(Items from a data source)
****************

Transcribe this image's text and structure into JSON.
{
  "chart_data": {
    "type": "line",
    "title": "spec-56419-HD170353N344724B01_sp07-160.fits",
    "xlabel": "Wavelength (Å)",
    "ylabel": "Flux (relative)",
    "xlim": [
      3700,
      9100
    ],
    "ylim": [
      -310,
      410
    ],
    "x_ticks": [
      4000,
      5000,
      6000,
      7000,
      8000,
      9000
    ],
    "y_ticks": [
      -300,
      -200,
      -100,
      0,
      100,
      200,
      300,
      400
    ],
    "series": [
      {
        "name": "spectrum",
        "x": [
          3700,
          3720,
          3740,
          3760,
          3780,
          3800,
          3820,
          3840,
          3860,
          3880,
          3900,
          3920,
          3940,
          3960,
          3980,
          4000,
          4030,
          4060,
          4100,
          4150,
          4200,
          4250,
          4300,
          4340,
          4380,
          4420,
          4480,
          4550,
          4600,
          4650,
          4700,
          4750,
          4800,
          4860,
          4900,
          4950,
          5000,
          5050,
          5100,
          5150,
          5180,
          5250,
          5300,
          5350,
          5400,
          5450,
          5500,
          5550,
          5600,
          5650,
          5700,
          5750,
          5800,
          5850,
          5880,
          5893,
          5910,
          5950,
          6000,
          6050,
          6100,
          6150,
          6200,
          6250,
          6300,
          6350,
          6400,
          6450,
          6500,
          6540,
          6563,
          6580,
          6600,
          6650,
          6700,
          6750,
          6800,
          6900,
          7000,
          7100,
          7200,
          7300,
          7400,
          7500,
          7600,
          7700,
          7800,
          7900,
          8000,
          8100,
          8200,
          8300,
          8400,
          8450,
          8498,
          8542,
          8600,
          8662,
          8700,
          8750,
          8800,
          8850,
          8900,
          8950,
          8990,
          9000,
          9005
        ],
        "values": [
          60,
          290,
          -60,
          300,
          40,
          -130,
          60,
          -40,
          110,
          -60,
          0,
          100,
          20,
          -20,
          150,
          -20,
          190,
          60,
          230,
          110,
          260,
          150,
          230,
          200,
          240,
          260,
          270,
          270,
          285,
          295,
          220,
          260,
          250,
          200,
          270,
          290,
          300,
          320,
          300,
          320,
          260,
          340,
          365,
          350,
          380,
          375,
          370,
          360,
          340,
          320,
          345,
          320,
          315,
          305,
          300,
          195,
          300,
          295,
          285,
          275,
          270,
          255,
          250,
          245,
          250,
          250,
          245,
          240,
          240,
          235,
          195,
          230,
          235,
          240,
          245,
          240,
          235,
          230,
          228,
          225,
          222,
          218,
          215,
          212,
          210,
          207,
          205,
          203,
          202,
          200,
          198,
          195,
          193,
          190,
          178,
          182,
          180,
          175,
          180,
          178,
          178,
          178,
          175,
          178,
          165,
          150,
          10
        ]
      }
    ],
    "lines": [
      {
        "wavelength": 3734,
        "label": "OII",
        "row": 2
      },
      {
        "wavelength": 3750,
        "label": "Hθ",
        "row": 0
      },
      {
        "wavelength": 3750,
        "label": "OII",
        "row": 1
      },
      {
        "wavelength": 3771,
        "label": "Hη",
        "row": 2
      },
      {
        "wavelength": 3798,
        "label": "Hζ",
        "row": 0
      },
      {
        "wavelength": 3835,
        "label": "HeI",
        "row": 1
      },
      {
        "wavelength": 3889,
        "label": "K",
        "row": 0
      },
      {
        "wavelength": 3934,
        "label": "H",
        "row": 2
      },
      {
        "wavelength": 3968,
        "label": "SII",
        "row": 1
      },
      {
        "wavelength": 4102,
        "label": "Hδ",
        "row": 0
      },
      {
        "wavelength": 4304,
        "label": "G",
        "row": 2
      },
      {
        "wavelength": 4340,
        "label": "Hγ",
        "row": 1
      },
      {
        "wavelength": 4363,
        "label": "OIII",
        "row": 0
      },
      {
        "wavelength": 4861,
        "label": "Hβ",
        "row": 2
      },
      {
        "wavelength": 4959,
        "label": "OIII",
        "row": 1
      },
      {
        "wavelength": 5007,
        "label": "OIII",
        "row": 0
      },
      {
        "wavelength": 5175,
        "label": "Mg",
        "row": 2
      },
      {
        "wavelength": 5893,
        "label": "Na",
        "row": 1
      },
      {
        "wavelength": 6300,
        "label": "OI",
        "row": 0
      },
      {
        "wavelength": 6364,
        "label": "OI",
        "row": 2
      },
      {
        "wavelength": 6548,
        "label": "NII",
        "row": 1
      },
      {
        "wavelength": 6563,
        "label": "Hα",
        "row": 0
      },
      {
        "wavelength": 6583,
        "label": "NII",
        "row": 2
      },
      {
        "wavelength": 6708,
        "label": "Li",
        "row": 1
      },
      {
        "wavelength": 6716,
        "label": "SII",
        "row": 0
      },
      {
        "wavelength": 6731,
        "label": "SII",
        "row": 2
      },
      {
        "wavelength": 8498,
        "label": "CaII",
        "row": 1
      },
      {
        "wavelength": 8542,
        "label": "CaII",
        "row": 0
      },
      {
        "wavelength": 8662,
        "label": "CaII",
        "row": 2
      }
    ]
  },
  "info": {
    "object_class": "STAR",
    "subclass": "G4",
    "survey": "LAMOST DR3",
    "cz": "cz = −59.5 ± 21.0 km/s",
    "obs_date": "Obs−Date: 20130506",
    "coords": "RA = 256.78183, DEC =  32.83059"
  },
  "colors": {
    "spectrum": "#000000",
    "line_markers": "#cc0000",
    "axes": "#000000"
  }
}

****************

(Description of the task)
Above are some records; extract every one of them exactly.

(Solution for this problem)
Transcribe this image's text and structure into JSON.
{
  "chart_data": {
    "type": "line",
    "title": "spec-56419-HD170353N344724B01_sp07-160.fits",
    "xlabel": "Wavelength (Å)",
    "ylabel": "Flux (relative)",
    "xlim": [
      3700,
      9100
    ],
    "ylim": [
      -310,
      410
    ],
    "x_ticks": [
      4000,
      5000,
      6000,
      7000,
      8000,
      9000
    ],
    "y_ticks": [
      -300,
      -200,
      -100,
      0,
      100,
      200,
      300,
      400
    ],
    "series": [
      {
        "name": "spectrum",
        "x": [
          3700,
          3720,
          3740,
          3760,
          3780,
          3800,
          3820,
          3840,
          3860,
          3880,
          3900,
          3920,
          3940,
          3960,
          3980,
          4000,
          4030,
          4060,
          4100,
          4150,
          4200,
          4250,
          4300,
          4340,
          4380,
          4420,
          4480,
          4550,
          4600,
          4650,
          4700,
          4750,
          4800,
          4860,
          4900,
          4950,
          5000,
          5050,
          5100,
          5150,
          5180,
          5250,
          5300,
          5350,
          5400,
          5450,
          5500,
          5550,
          5600,
          5650,
          5700,
          5750,
          5800,
          5850,
          5880,
          5893,
          5910,
          5950,
          6000,
          6050,
          6100,
          6150,
          6200,
          6250,
          6300,
          6350,
          6400,
          6450,
          6500,
          6540,
          6563,
          6580,
          6600,
          6650,
          6700,
          6750,
          6800,
          6900,
          7000,
          7100,
          7200,
          7300,
          7400,
          7500,
          7600,
          7700,
          7800,
          7900,
          8000,
          8100,
          8200,
          8300,
          8400,
          8450,
          8498,
          8542,
          8600,
          8662,
          8700,
          8750,
          8800,
          8850,
          8900,
          8950,
          8990,
          9000,
          9005
        ],
        "values": [
          60,
          290,
          -60,
          300,
          40,
          -130,
          60,
          -40,
          110,
          -60,
          0,
          100,
          20,
          -20,
          150,
          -20,
          190,
          60,
          230,
          110,
          260,
          150,
          230,
          200,
          240,
          260,
          270,
          270,
          285,
          295,
          220,
          260,
          250,
          200,
          270,
          290,
          300,
          320,
          300,
          320,
          260,
          340,
          365,
          350,
          380,
          375,
          370,
          360,
          340,
          320,
          345,
          320,
          315,
          305,
          300,
          195,
          300,
          295,
          285,
          275,
          270,
          255,
          250,
          245,
          250,
          250,
          245,
          240,
          240,
          235,
          195,
          230,
          235,
          240,
          245,
          240,
          235,
          230,
          228,
          225,
          222,
          218,
          215,
          212,
          210,
          207,
          205,
          203,
          202,
          200,
          198,
          195,
          193,
          190,
          178,
          182,
          180,
          175,
          180,
          178,
          178,
          178,
          175,
          178,
          165,
          150,
          10
        ]
      }
    ],
    "lines": [
      {
        "wavelength": 3734,
        "label": "OII",
        "row": 2
      },
      {
        "wavelength": 3750,
        "label": "Hθ",
        "row": 0
      },
      {
        "wavelength": 3750,
        "label": "OII",
        "row": 1
      },
      {
        "wavelength": 3771,
        "label": "Hη",
        "row": 2
      },
      {
        "wavelength": 3798,
        "label": "Hζ",
        "row": 0
      },
      {
        "wavelength": 3835,
        "label": "HeI",
        "row": 1
      },
      {
        "wavelength": 3889,
        "label": "K",
        "row": 0
      },
      {
        "wavelength": 3934,
        "label": "H",
        "row": 2
      },
      {
        "wavelength": 3968,
        "label": "SII",
        "row": 1
      },
      {
        "wavelength": 4102,
        "label": "Hδ",
        "row": 0
      },
      {
        "wavelength": 4304,
        "label": "G",
        "row": 2
      },
      {
        "wavelength": 4340,
        "label": "Hγ",
        "row": 1
      },
      {
        "wavelength": 4363,
        "label": "OIII",
        "row": 0
      },
      {
        "wavelength": 4861,
        "label": "Hβ",
        "row": 2
      },
      {
        "wavelength": 4959,
        "label": "OIII",
        "row": 1
      },
      {
        "wavelength": 5007,
        "label": "OIII",
        "row": 0
      },
      {
        "wavelength": 5175,
        "label": "Mg",
        "row": 2
      },
      {
        "wavelength": 5893,
        "label": "Na",
        "row": 1
      },
      {
        "wavelength": 6300,
        "label": "OI",
        "row": 0
      },
      {
        "wavelength": 6364,
        "label": "OI",
        "row": 2
      },
      {
        "wavelength": 6548,
        "label": "NII",
        "row": 1
      },
      {
        "wavelength": 6563,
        "label": "Hα",
        "row": 0
      },
      {
        "wavelength": 6583,
        "label": "NII",
        "row": 2
      },
      {
        "wavelength": 6708,
        "label": "Li",
        "row": 1
      },
      {
        "wavelength": 6716,
        "label": "SII",
        "row": 0
      },
      {
        "wavelength": 6731,
        "label": "SII",
        "row": 2
      },
      {
        "wavelength": 8498,
        "label": "CaII",
        "row": 1
      },
      {
        "wavelength": 8542,
        "label": "CaII",
        "row": 0
      },
      {
        "wavelength": 8662,
        "label": "CaII",
        "row": 2
      }
    ]
  },
  "info": {
    "object_class": "STAR",
    "subclass": "G4",
    "survey": "LAMOST DR3",
    "cz": "cz = −59.5 ± 21.0 km/s",
    "obs_date": "Obs−Date: 20130506",
    "coords": "RA = 256.78183, DEC =  32.83059"
  },
  "colors": {
    "spectrum": "#000000",
    "line_markers": "#cc0000",
    "axes": "#000000"
  }
}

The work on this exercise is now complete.